*Your task*: Show all lines holding "color".

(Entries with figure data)
------------------------------------
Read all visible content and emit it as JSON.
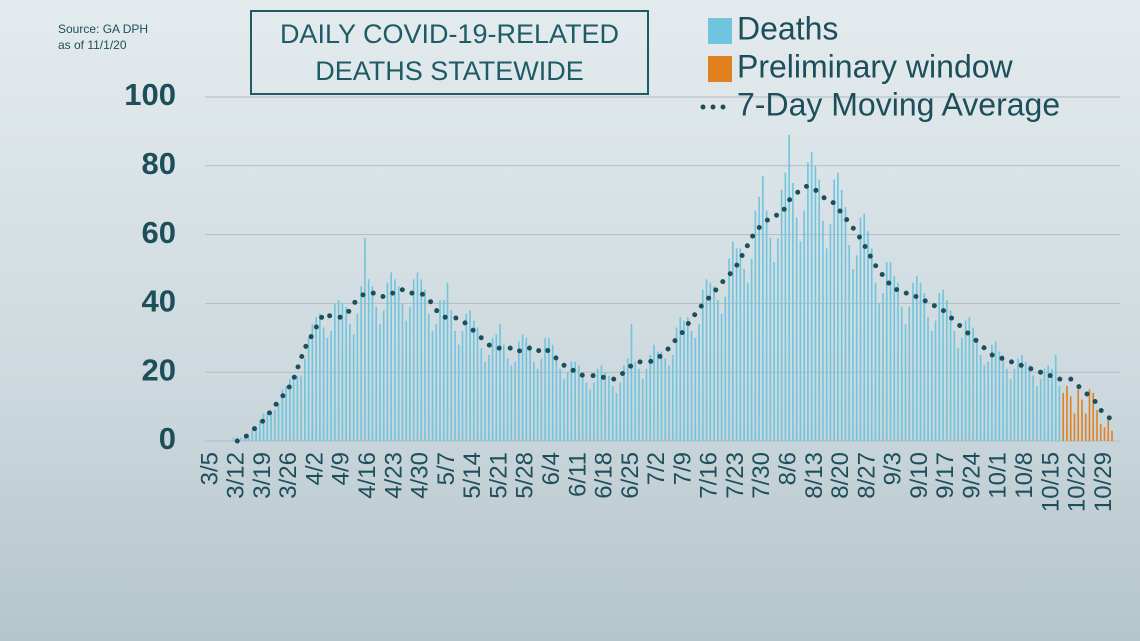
{
  "chart_data": {
    "type": "bar",
    "title": "DAILY COVID-19-RELATED DEATHS STATEWIDE",
    "source": "Source: GA DPH",
    "date_note": "as of 11/1/20",
    "ylim": [
      0,
      100
    ],
    "yticks": [
      0,
      20,
      40,
      60,
      80,
      100
    ],
    "grid": true,
    "legend": "top-right",
    "categories": [
      "3/5",
      null,
      null,
      null,
      null,
      null,
      null,
      "3/12",
      null,
      null,
      null,
      null,
      null,
      null,
      "3/19",
      null,
      null,
      null,
      null,
      null,
      null,
      "3/26",
      null,
      null,
      null,
      null,
      null,
      null,
      "4/2",
      null,
      null,
      null,
      null,
      null,
      null,
      "4/9",
      null,
      null,
      null,
      null,
      null,
      null,
      "4/16",
      null,
      null,
      null,
      null,
      null,
      null,
      "4/23",
      null,
      null,
      null,
      null,
      null,
      null,
      "4/30",
      null,
      null,
      null,
      null,
      null,
      null,
      "5/7",
      null,
      null,
      null,
      null,
      null,
      null,
      "5/14",
      null,
      null,
      null,
      null,
      null,
      null,
      "5/21",
      null,
      null,
      null,
      null,
      null,
      null,
      "5/28",
      null,
      null,
      null,
      null,
      null,
      null,
      "6/4",
      null,
      null,
      null,
      null,
      null,
      null,
      "6/11",
      null,
      null,
      null,
      null,
      null,
      null,
      "6/18",
      null,
      null,
      null,
      null,
      null,
      null,
      "6/25",
      null,
      null,
      null,
      null,
      null,
      null,
      "7/2",
      null,
      null,
      null,
      null,
      null,
      null,
      "7/9",
      null,
      null,
      null,
      null,
      null,
      null,
      "7/16",
      null,
      null,
      null,
      null,
      null,
      null,
      "7/23",
      null,
      null,
      null,
      null,
      null,
      null,
      "7/30",
      null,
      null,
      null,
      null,
      null,
      null,
      "8/6",
      null,
      null,
      null,
      null,
      null,
      null,
      "8/13",
      null,
      null,
      null,
      null,
      null,
      null,
      "8/20",
      null,
      null,
      null,
      null,
      null,
      null,
      "8/27",
      null,
      null,
      null,
      null,
      null,
      null,
      "9/3",
      null,
      null,
      null,
      null,
      null,
      null,
      "9/10",
      null,
      null,
      null,
      null,
      null,
      null,
      "9/17",
      null,
      null,
      null,
      null,
      null,
      null,
      "9/24",
      null,
      null,
      null,
      null,
      null,
      null,
      "10/1",
      null,
      null,
      null,
      null,
      null,
      null,
      "10/8",
      null,
      null,
      null,
      null,
      null,
      null,
      "10/15",
      null,
      null,
      null,
      null,
      null,
      null,
      "10/22",
      null,
      null,
      null,
      null,
      null,
      null,
      "10/29",
      null,
      null
    ],
    "series": [
      {
        "name": "Deaths",
        "type": "bar",
        "color": "#6fc4de",
        "values": [
          0,
          0,
          0,
          0,
          0,
          0,
          1,
          1,
          1,
          2,
          1,
          3,
          4,
          6,
          8,
          8,
          8,
          9,
          11,
          15,
          16,
          18,
          19,
          19,
          19,
          24,
          30,
          34,
          36,
          37,
          33,
          30,
          32,
          40,
          41,
          40,
          39,
          34,
          31,
          37,
          45,
          59,
          47,
          45,
          39,
          34,
          38,
          46,
          49,
          47,
          45,
          40,
          35,
          39,
          47,
          49,
          47,
          44,
          37,
          32,
          34,
          41,
          41,
          46,
          38,
          32,
          28,
          32,
          37,
          38,
          35,
          33,
          27,
          23,
          25,
          30,
          31,
          34,
          28,
          24,
          22,
          23,
          29,
          31,
          30,
          28,
          23,
          21,
          24,
          30,
          30,
          28,
          25,
          21,
          18,
          20,
          23,
          23,
          22,
          20,
          17,
          15,
          17,
          21,
          22,
          20,
          19,
          16,
          14,
          17,
          22,
          24,
          34,
          23,
          21,
          18,
          21,
          25,
          28,
          26,
          26,
          24,
          22,
          25,
          33,
          36,
          35,
          36,
          32,
          30,
          34,
          44,
          47,
          46,
          45,
          41,
          37,
          42,
          53,
          58,
          56,
          56,
          50,
          46,
          53,
          67,
          71,
          77,
          67,
          59,
          52,
          59,
          73,
          78,
          89,
          75,
          65,
          58,
          67,
          81,
          84,
          80,
          76,
          64,
          56,
          63,
          76,
          78,
          73,
          68,
          57,
          50,
          54,
          65,
          66,
          61,
          56,
          46,
          40,
          43,
          52,
          52,
          48,
          46,
          39,
          34,
          39,
          46,
          48,
          46,
          43,
          36,
          32,
          35,
          43,
          44,
          41,
          38,
          32,
          27,
          30,
          35,
          36,
          33,
          30,
          25,
          22,
          23,
          28,
          29,
          26,
          25,
          21,
          18,
          21,
          24,
          25,
          23,
          22,
          19,
          16,
          18,
          21,
          22,
          21,
          25,
          16,
          null,
          null,
          null,
          null,
          null,
          null,
          null,
          null,
          null,
          null,
          null,
          null,
          null,
          null
        ]
      },
      {
        "name": "Preliminary window",
        "type": "bar",
        "color": "#e0801e",
        "values": [
          null,
          null,
          null,
          null,
          null,
          null,
          null,
          null,
          null,
          null,
          null,
          null,
          null,
          null,
          null,
          null,
          null,
          null,
          null,
          null,
          null,
          null,
          null,
          null,
          null,
          null,
          null,
          null,
          null,
          null,
          null,
          null,
          null,
          null,
          null,
          null,
          null,
          null,
          null,
          null,
          null,
          null,
          null,
          null,
          null,
          null,
          null,
          null,
          null,
          null,
          null,
          null,
          null,
          null,
          null,
          null,
          null,
          null,
          null,
          null,
          null,
          null,
          null,
          null,
          null,
          null,
          null,
          null,
          null,
          null,
          null,
          null,
          null,
          null,
          null,
          null,
          null,
          null,
          null,
          null,
          null,
          null,
          null,
          null,
          null,
          null,
          null,
          null,
          null,
          null,
          null,
          null,
          null,
          null,
          null,
          null,
          null,
          null,
          null,
          null,
          null,
          null,
          null,
          null,
          null,
          null,
          null,
          null,
          null,
          null,
          null,
          null,
          null,
          null,
          null,
          null,
          null,
          null,
          null,
          null,
          null,
          null,
          null,
          null,
          null,
          null,
          null,
          null,
          null,
          null,
          null,
          null,
          null,
          null,
          null,
          null,
          null,
          null,
          null,
          null,
          null,
          null,
          null,
          null,
          null,
          null,
          null,
          null,
          null,
          null,
          null,
          null,
          null,
          null,
          null,
          null,
          null,
          null,
          null,
          null,
          null,
          null,
          null,
          null,
          null,
          null,
          null,
          null,
          null,
          null,
          null,
          null,
          null,
          null,
          null,
          null,
          null,
          null,
          null,
          null,
          null,
          null,
          null,
          null,
          null,
          null,
          null,
          null,
          null,
          null,
          null,
          null,
          null,
          null,
          null,
          null,
          null,
          null,
          null,
          null,
          null,
          null,
          null,
          null,
          null,
          null,
          null,
          null,
          null,
          null,
          null,
          null,
          null,
          null,
          null,
          null,
          null,
          null,
          null,
          null,
          null,
          null,
          null,
          null,
          null,
          null,
          null,
          14,
          16,
          13,
          8,
          15,
          12,
          8,
          15,
          14,
          9,
          5,
          4,
          6,
          3
        ]
      },
      {
        "name": "7-Day Moving Average",
        "type": "line",
        "color": "#1d4f5b",
        "values": [
          null,
          null,
          null,
          null,
          null,
          null,
          null,
          0,
          1,
          1,
          2,
          3,
          4,
          5,
          6,
          7,
          9,
          10,
          12,
          13,
          14,
          16,
          18,
          21,
          24,
          27,
          29,
          31,
          33,
          35,
          37,
          37,
          36,
          36,
          36,
          36,
          37,
          38,
          40,
          41,
          42,
          43,
          43,
          43,
          43,
          42,
          42,
          42,
          43,
          43,
          43,
          44,
          44,
          43,
          43,
          43,
          43,
          42,
          41,
          40,
          38,
          37,
          36,
          36,
          36,
          36,
          35,
          35,
          34,
          33,
          32,
          31,
          30,
          29,
          28,
          27,
          27,
          27,
          27,
          27,
          27,
          26,
          26,
          27,
          27,
          27,
          26,
          26,
          27,
          27,
          26,
          25,
          24,
          23,
          22,
          22,
          21,
          20,
          20,
          19,
          19,
          19,
          19,
          19,
          19,
          18,
          18,
          18,
          18,
          19,
          20,
          21,
          22,
          22,
          23,
          23,
          23,
          23,
          24,
          24,
          25,
          26,
          27,
          28,
          30,
          31,
          32,
          34,
          35,
          37,
          38,
          40,
          41,
          42,
          43,
          45,
          46,
          47,
          48,
          50,
          51,
          53,
          55,
          57,
          59,
          61,
          62,
          63,
          64,
          65,
          65,
          66,
          66,
          68,
          70,
          71,
          72,
          73,
          74,
          74,
          74,
          73,
          72,
          71,
          70,
          70,
          69,
          68,
          66,
          65,
          63,
          62,
          60,
          59,
          57,
          55,
          53,
          51,
          50,
          48,
          47,
          45,
          44,
          44,
          43,
          43,
          43,
          42,
          42,
          42,
          41,
          40,
          40,
          39,
          39,
          38,
          37,
          36,
          35,
          34,
          33,
          32,
          31,
          30,
          29,
          28,
          27,
          26,
          25,
          25,
          24,
          24,
          23,
          23,
          23,
          22,
          22,
          21,
          21,
          21,
          20,
          20,
          19,
          19,
          19,
          19,
          18,
          18,
          18,
          18,
          17,
          16,
          15,
          14,
          13,
          12,
          11,
          9,
          8,
          7,
          6
        ]
      }
    ]
  }
}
------------------------------------
*Full response*:
        "color": "#6fc4de",
        "color": "#e0801e",
        "color": "#1d4f5b",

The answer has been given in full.